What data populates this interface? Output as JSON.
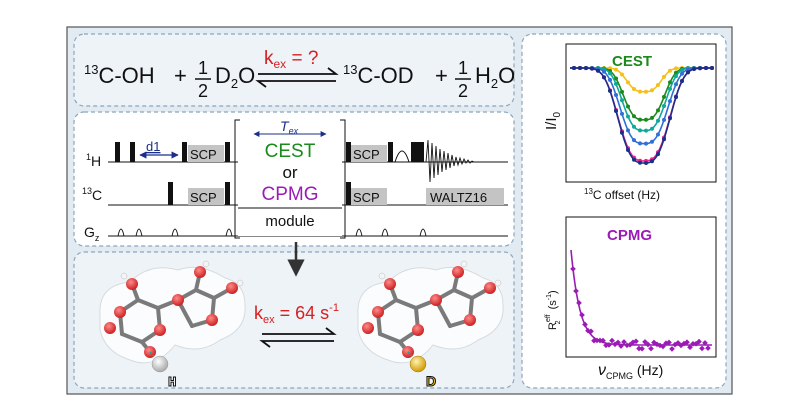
{
  "equation": {
    "left_species": "C-OH",
    "left_iso": "13",
    "plus1": "+",
    "frac1_num": "1",
    "frac1_den": "2",
    "left_water": "D",
    "left_water_sub": "2",
    "left_water_end": "O",
    "kex_label": "k",
    "kex_sub": "ex",
    "kex_value": " = ?",
    "right_iso": "13",
    "right_species": "C-OD",
    "plus2": "+",
    "frac2_num": "1",
    "frac2_den": "2",
    "right_water": "H",
    "right_water_sub": "2",
    "right_water_end": "O"
  },
  "pulse": {
    "h_iso": "1",
    "h_label": "H",
    "c_iso": "13",
    "c_label": "C",
    "g_label": "G",
    "g_sub": "z",
    "d1": "d1",
    "tex_main": "T",
    "tex_sub": "ex",
    "scp": "SCP",
    "cest": "CEST",
    "or": "or",
    "cpmg": "CPMG",
    "module": "module",
    "waltz": "WALTZ16"
  },
  "exchange": {
    "kex_label": "k",
    "kex_sub": "ex",
    "kex_value": " = 64 s",
    "kex_exp": "-1",
    "h_atom": "H",
    "d_atom": "D"
  },
  "cest_plot": {
    "title": "CEST",
    "ylabel": "I/I",
    "ylabel_sub": "0",
    "xlabel_iso": "13",
    "xlabel": "C offset (Hz)"
  },
  "cpmg_plot": {
    "title": "CPMG",
    "ylabel": "R",
    "ylabel_sup": "eff",
    "ylabel_sub": "2",
    "ylabel_unit": " (s",
    "ylabel_unit_exp": "-1",
    "ylabel_close": ")",
    "xlabel_nu": "ν",
    "xlabel_sub": "CPMG",
    "xlabel_unit": " (Hz)"
  },
  "colors": {
    "red": "#d42020",
    "green": "#1a8a1a",
    "purple": "#9b1bb5",
    "blue": "#2f6fd6",
    "magenta": "#e8258f",
    "yellow": "#f5c01a",
    "teal": "#0fa89a",
    "navy": "#1a2f8a"
  }
}
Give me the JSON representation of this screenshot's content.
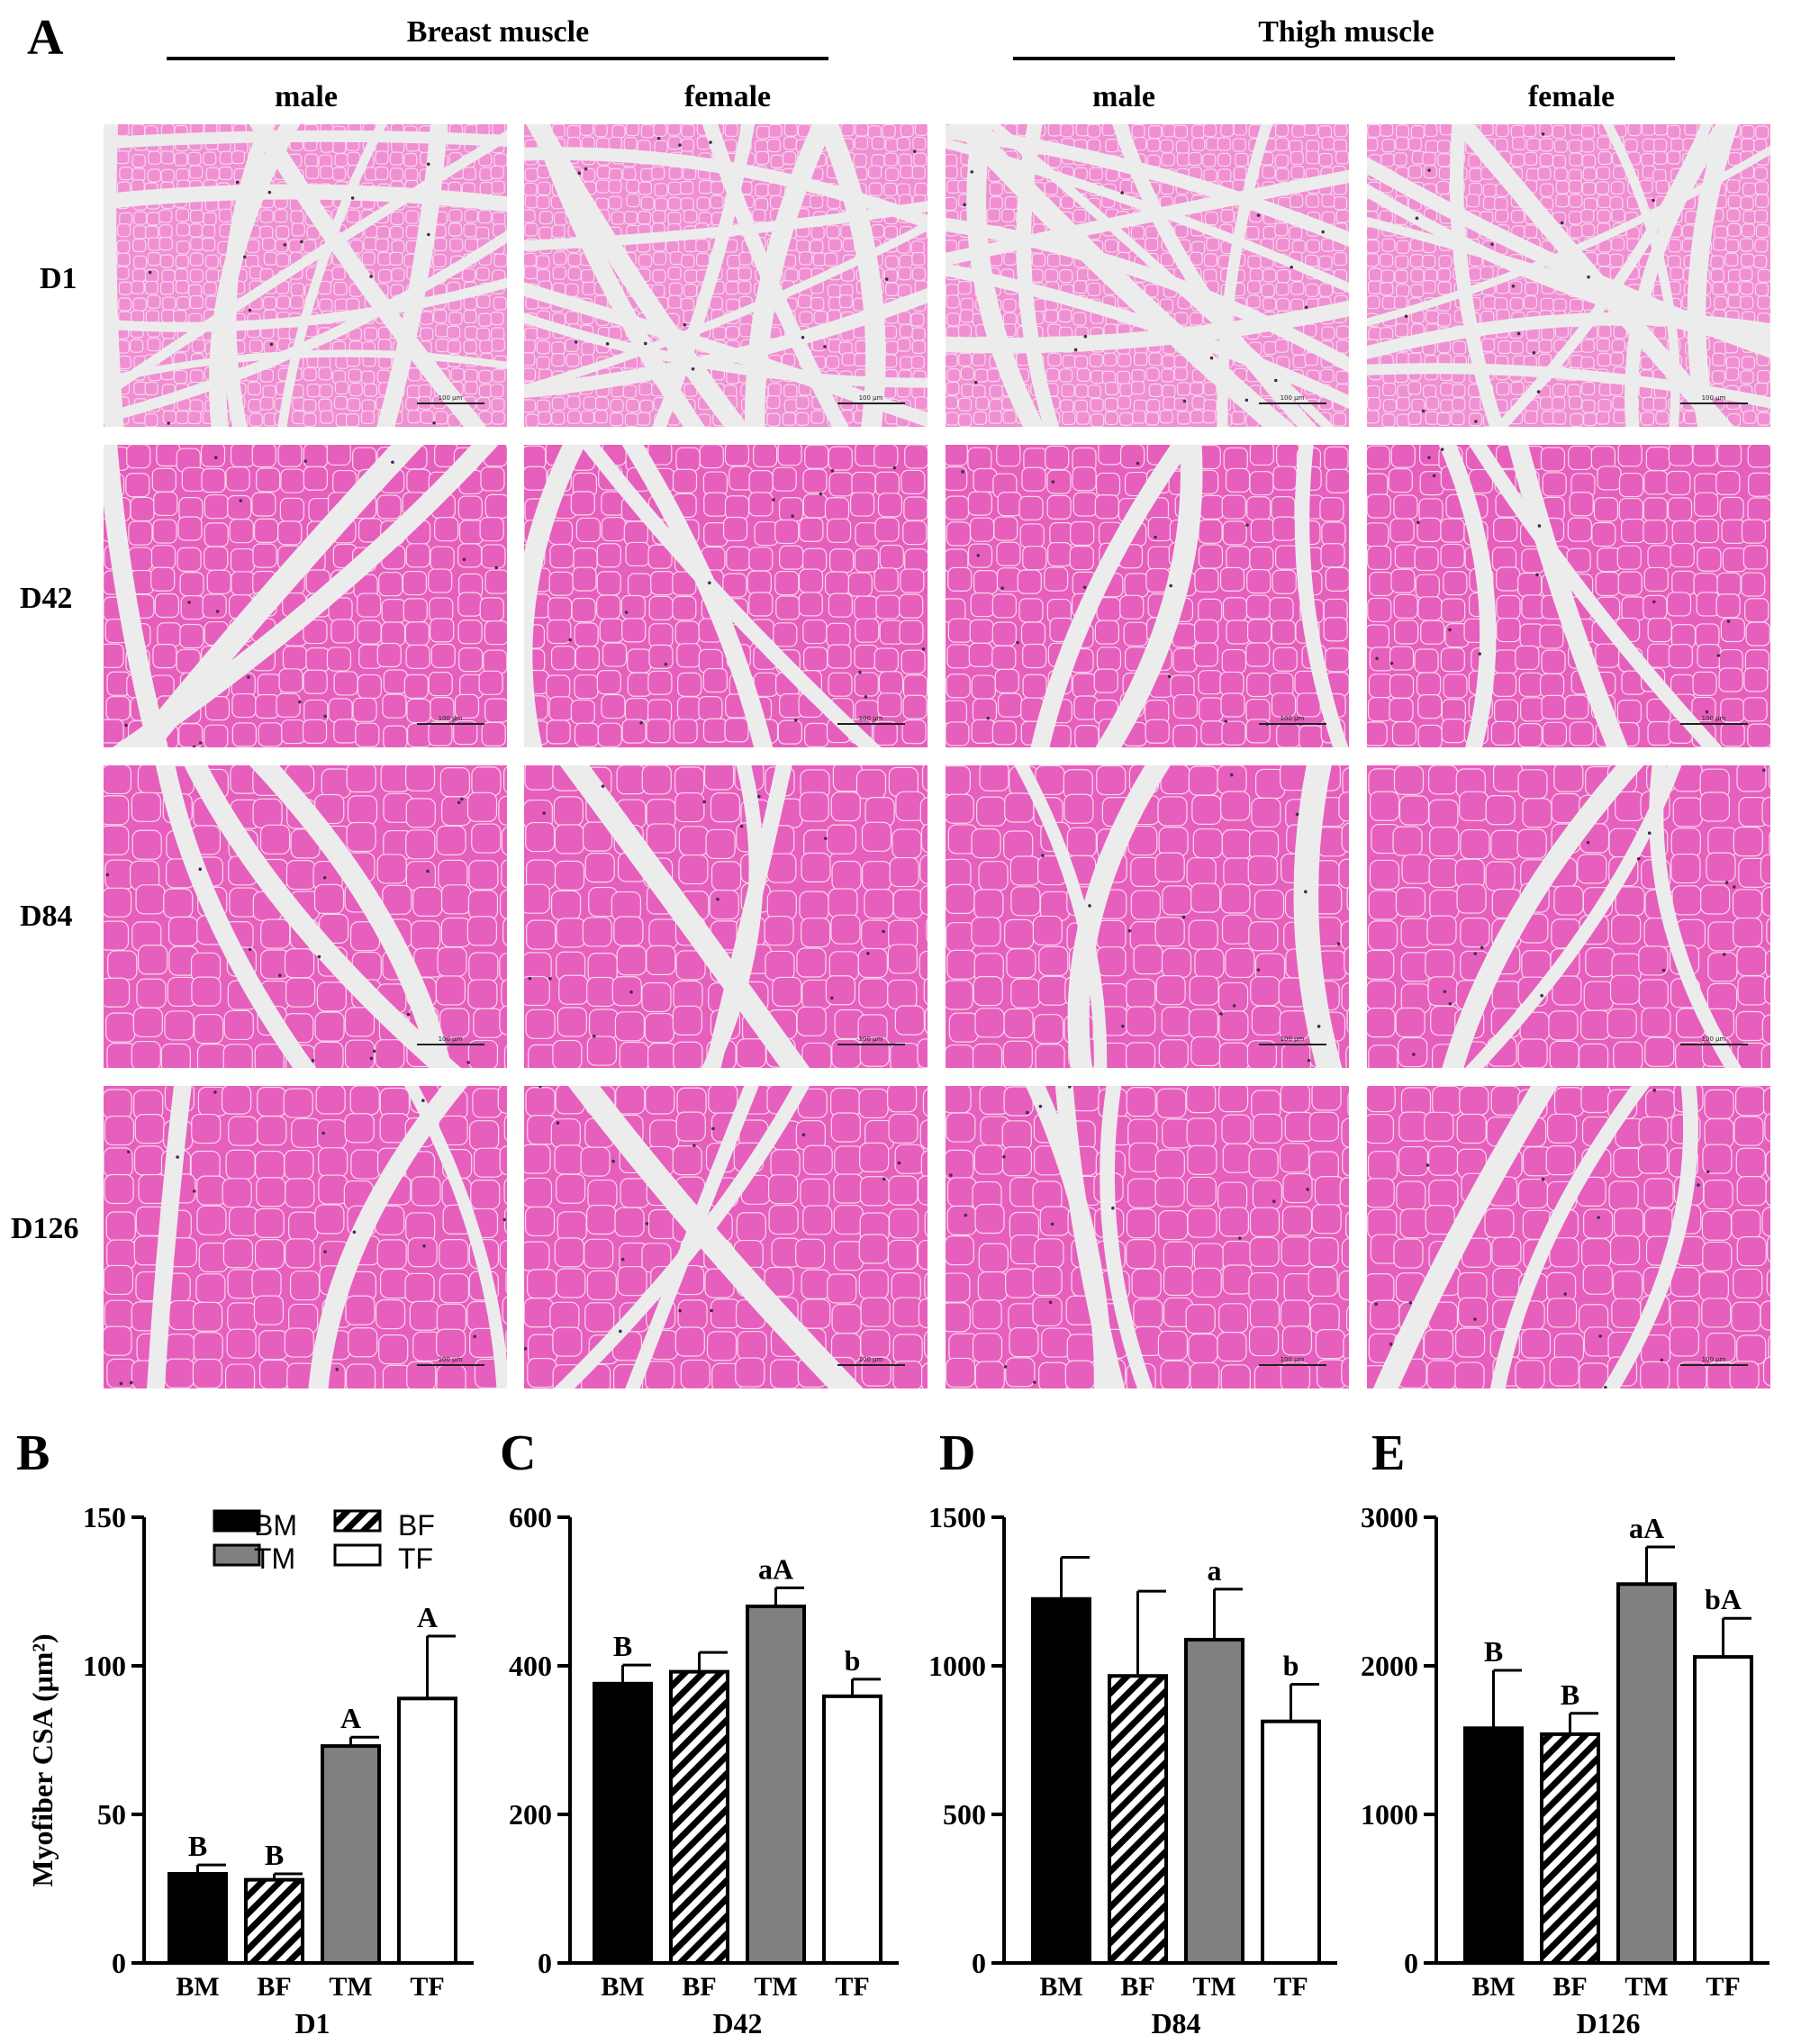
{
  "panel_a": {
    "letter": "A",
    "groups": [
      {
        "label": "Breast muscle",
        "sexes": [
          "male",
          "female"
        ]
      },
      {
        "label": "Thigh muscle",
        "sexes": [
          "male",
          "female"
        ]
      }
    ],
    "rows": [
      "D1",
      "D42",
      "D84",
      "D126"
    ],
    "scale_bar": "100 μm",
    "colors": {
      "tissue": "#e75fbd",
      "tissue_light": "#f08fd2",
      "connective": "#ececec",
      "fiber_edge": "#f7d6ec",
      "nucleus": "#4a2a4a"
    }
  },
  "legend": [
    {
      "code": "BM",
      "fill": "solid-black"
    },
    {
      "code": "BF",
      "fill": "diagonal-hatch"
    },
    {
      "code": "TM",
      "fill": "solid-gray"
    },
    {
      "code": "TF",
      "fill": "white"
    }
  ],
  "chart_data": [
    {
      "letter": "B",
      "type": "bar",
      "title": "D1",
      "ylabel": "Myofiber CSA (μm²)",
      "categories": [
        "BM",
        "BF",
        "TM",
        "TF"
      ],
      "values": [
        30,
        28,
        73,
        89
      ],
      "errors": [
        3,
        2,
        3,
        21
      ],
      "sig_labels": [
        "B",
        "B",
        "A",
        "A"
      ],
      "ylim": [
        0,
        150
      ],
      "yticks": [
        0,
        50,
        100,
        150
      ],
      "has_legend": true
    },
    {
      "letter": "C",
      "type": "bar",
      "title": "D42",
      "categories": [
        "BM",
        "BF",
        "TM",
        "TF"
      ],
      "values": [
        376,
        392,
        480,
        359
      ],
      "errors": [
        25,
        26,
        25,
        23
      ],
      "sig_labels": [
        "B",
        "",
        "aA",
        "b"
      ],
      "ylim": [
        0,
        600
      ],
      "yticks": [
        0,
        200,
        400,
        600
      ]
    },
    {
      "letter": "D",
      "type": "bar",
      "title": "D84",
      "categories": [
        "BM",
        "BF",
        "TM",
        "TF"
      ],
      "values": [
        1225,
        966,
        1088,
        813
      ],
      "errors": [
        140,
        285,
        170,
        125
      ],
      "sig_labels": [
        "",
        "",
        "a",
        "b"
      ],
      "ylim": [
        0,
        1500
      ],
      "yticks": [
        0,
        500,
        1000,
        1500
      ]
    },
    {
      "letter": "E",
      "type": "bar",
      "title": "D126",
      "categories": [
        "BM",
        "BF",
        "TM",
        "TF"
      ],
      "values": [
        1580,
        1540,
        2550,
        2060
      ],
      "errors": [
        390,
        140,
        250,
        260
      ],
      "sig_labels": [
        "B",
        "B",
        "aA",
        "bA"
      ],
      "ylim": [
        0,
        3000
      ],
      "yticks": [
        0,
        1000,
        2000,
        3000
      ]
    }
  ]
}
——————————
● **Objective**:
Reproduce all entries exactly. Pictures do not belong in the copy.

● **Reply**:
What data populates this interface? Output as JSON.
{
  "equation": {
    "left_species": "C-OH",
    "left_iso": "13",
    "plus1": "+",
    "frac1_num": "1",
    "frac1_den": "2",
    "left_water": "D",
    "left_water_sub": "2",
    "left_water_end": "O",
    "kex_label": "k",
    "kex_sub": "ex",
    "kex_value": " = ?",
    "right_iso": "13",
    "right_species": "C-OD",
    "plus2": "+",
    "frac2_num": "1",
    "frac2_den": "2",
    "right_water": "H",
    "right_water_sub": "2",
    "right_water_end": "O"
  },
  "pulse": {
    "h_iso": "1",
    "h_label": "H",
    "c_iso": "13",
    "c_label": "C",
    "g_label": "G",
    "g_sub": "z",
    "d1": "d1",
    "tex_main": "T",
    "tex_sub": "ex",
    "scp": "SCP",
    "cest": "CEST",
    "or": "or",
    "cpmg": "CPMG",
    "module": "module",
    "waltz": "WALTZ16"
  },
  "exchange": {
    "kex_label": "k",
    "kex_sub": "ex",
    "kex_value": " = 64 s",
    "kex_exp": "-1",
    "h_atom": "H",
    "d_atom": "D"
  },
  "cest_plot": {
    "title": "CEST",
    "ylabel": "I/I",
    "ylabel_sub": "0",
    "xlabel_iso": "13",
    "xlabel": "C offset (Hz)"
  },
  "cpmg_plot": {
    "title": "CPMG",
    "ylabel": "R",
    "ylabel_sup": "eff",
    "ylabel_sub": "2",
    "ylabel_unit": " (s",
    "ylabel_unit_exp": "-1",
    "ylabel_close": ")",
    "xlabel_nu": "ν",
    "xlabel_sub": "CPMG",
    "xlabel_unit": " (Hz)"
  },
  "colors": {
    "red": "#d42020",
    "green": "#1a8a1a",
    "purple": "#9b1bb5",
    "blue": "#2f6fd6",
    "magenta": "#e8258f",
    "yellow": "#f5c01a",
    "teal": "#0fa89a",
    "navy": "#1a2f8a"
  }
}
Give me the JSON representation of this screenshot's content.
{
  "panel_a": {
    "letter": "A",
    "groups": [
      {
        "label": "Breast muscle",
        "sexes": [
          "male",
          "female"
        ]
      },
      {
        "label": "Thigh muscle",
        "sexes": [
          "male",
          "female"
        ]
      }
    ],
    "rows": [
      "D1",
      "D42",
      "D84",
      "D126"
    ],
    "scale_bar": "100 μm",
    "colors": {
      "tissue": "#e75fbd",
      "tissue_light": "#f08fd2",
      "connective": "#ececec",
      "fiber_edge": "#f7d6ec",
      "nucleus": "#4a2a4a"
    }
  },
  "legend": [
    {
      "code": "BM",
      "fill": "solid-black"
    },
    {
      "code": "BF",
      "fill": "diagonal-hatch"
    },
    {
      "code": "TM",
      "fill": "solid-gray"
    },
    {
      "code": "TF",
      "fill": "white"
    }
  ],
  "chart_data": [
    {
      "letter": "B",
      "type": "bar",
      "title": "D1",
      "ylabel": "Myofiber CSA (μm²)",
      "categories": [
        "BM",
        "BF",
        "TM",
        "TF"
      ],
      "values": [
        30,
        28,
        73,
        89
      ],
      "errors": [
        3,
        2,
        3,
        21
      ],
      "sig_labels": [
        "B",
        "B",
        "A",
        "A"
      ],
      "ylim": [
        0,
        150
      ],
      "yticks": [
        0,
        50,
        100,
        150
      ],
      "has_legend": true
    },
    {
      "letter": "C",
      "type": "bar",
      "title": "D42",
      "categories": [
        "BM",
        "BF",
        "TM",
        "TF"
      ],
      "values": [
        376,
        392,
        480,
        359
      ],
      "errors": [
        25,
        26,
        25,
        23
      ],
      "sig_labels": [
        "B",
        "",
        "aA",
        "b"
      ],
      "ylim": [
        0,
        600
      ],
      "yticks": [
        0,
        200,
        400,
        600
      ]
    },
    {
      "letter": "D",
      "type": "bar",
      "title": "D84",
      "categories": [
        "BM",
        "BF",
        "TM",
        "TF"
      ],
      "values": [
        1225,
        966,
        1088,
        813
      ],
      "errors": [
        140,
        285,
        170,
        125
      ],
      "sig_labels": [
        "",
        "",
        "a",
        "b"
      ],
      "ylim": [
        0,
        1500
      ],
      "yticks": [
        0,
        500,
        1000,
        1500
      ]
    },
    {
      "letter": "E",
      "type": "bar",
      "title": "D126",
      "categories": [
        "BM",
        "BF",
        "TM",
        "TF"
      ],
      "values": [
        1580,
        1540,
        2550,
        2060
      ],
      "errors": [
        390,
        140,
        250,
        260
      ],
      "sig_labels": [
        "B",
        "B",
        "aA",
        "bA"
      ],
      "ylim": [
        0,
        3000
      ],
      "yticks": [
        0,
        1000,
        2000,
        3000
      ]
    }
  ]
}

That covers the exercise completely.